Given task ::
Copy all lines that contain the word "مرفوع".

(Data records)
--- Begin ---

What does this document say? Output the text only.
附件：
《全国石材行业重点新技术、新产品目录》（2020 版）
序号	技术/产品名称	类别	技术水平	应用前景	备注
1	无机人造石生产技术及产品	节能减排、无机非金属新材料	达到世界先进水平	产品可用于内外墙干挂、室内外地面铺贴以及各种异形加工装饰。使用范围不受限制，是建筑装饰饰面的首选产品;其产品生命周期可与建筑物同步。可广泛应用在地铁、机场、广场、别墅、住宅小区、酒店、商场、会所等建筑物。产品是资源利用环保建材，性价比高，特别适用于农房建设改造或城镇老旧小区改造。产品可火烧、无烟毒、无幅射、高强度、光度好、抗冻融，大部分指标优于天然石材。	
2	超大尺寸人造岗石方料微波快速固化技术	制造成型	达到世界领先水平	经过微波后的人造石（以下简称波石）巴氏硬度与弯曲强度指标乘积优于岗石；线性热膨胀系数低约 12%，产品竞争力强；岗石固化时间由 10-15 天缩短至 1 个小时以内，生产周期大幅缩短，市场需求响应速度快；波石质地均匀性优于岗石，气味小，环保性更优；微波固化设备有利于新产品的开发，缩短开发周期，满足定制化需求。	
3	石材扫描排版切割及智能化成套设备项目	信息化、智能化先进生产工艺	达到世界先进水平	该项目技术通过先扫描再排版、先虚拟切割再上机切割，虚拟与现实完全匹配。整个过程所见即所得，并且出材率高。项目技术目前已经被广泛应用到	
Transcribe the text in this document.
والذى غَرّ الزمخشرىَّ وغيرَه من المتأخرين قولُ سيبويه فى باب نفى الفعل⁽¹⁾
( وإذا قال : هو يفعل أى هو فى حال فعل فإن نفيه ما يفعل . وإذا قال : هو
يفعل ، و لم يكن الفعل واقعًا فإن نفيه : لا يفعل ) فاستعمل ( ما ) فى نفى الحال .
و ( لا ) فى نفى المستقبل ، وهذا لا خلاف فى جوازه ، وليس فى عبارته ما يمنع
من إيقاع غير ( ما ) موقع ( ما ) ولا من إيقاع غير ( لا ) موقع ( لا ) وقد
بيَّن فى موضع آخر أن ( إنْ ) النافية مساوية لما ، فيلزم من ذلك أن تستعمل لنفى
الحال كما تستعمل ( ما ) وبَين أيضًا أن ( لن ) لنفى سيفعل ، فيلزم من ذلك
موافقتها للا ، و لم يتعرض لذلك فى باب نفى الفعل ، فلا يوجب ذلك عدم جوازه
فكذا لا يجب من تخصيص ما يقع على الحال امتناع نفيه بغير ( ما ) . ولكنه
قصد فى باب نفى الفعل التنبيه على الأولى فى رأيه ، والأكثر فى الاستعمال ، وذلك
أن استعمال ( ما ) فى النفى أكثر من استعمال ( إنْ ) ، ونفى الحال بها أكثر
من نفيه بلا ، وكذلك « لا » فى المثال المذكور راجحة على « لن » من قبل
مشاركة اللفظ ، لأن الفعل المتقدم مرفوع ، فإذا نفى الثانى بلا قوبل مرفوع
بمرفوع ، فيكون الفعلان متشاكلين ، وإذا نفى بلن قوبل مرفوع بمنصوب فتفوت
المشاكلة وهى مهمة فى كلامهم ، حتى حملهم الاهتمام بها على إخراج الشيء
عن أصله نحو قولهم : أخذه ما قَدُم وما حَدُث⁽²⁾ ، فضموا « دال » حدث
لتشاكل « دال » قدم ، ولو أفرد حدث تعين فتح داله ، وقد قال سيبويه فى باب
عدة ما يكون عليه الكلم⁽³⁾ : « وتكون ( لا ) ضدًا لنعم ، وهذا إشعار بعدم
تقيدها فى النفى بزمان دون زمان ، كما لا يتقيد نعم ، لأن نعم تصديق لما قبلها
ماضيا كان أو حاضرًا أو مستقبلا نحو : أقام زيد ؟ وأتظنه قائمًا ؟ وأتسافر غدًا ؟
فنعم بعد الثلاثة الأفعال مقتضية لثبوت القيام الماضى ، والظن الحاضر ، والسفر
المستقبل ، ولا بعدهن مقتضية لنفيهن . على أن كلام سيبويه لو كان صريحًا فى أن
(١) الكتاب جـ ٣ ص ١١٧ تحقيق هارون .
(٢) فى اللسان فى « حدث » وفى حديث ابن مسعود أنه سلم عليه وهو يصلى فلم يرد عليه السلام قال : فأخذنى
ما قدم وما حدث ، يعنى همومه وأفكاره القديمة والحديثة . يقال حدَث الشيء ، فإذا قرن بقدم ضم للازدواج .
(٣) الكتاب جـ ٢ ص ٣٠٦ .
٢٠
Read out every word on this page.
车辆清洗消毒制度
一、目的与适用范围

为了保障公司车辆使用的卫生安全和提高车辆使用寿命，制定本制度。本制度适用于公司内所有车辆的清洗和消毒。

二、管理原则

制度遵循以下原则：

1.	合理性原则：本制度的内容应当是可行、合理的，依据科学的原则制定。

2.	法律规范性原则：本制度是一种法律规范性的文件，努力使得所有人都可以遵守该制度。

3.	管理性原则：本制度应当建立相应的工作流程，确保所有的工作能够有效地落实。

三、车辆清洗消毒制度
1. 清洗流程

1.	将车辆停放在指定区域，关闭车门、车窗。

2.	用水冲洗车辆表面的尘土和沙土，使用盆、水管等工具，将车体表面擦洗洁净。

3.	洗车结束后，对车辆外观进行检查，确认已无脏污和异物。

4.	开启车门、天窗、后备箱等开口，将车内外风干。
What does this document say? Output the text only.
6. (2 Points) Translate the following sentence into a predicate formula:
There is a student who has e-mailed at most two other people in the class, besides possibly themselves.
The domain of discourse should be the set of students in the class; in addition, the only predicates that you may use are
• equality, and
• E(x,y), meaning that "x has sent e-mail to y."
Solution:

--- End ---

Solution to the exercise ::
مشاركة اللفظ ، لأن الفعل المتقدم مرفوع ، فإذا نفى الثانى بلا قوبل مرفوع
بمرفوع ، فيكون الفعلان متشاكلين ، وإذا نفى بلن قوبل مرفوع بمنصوب فتفوت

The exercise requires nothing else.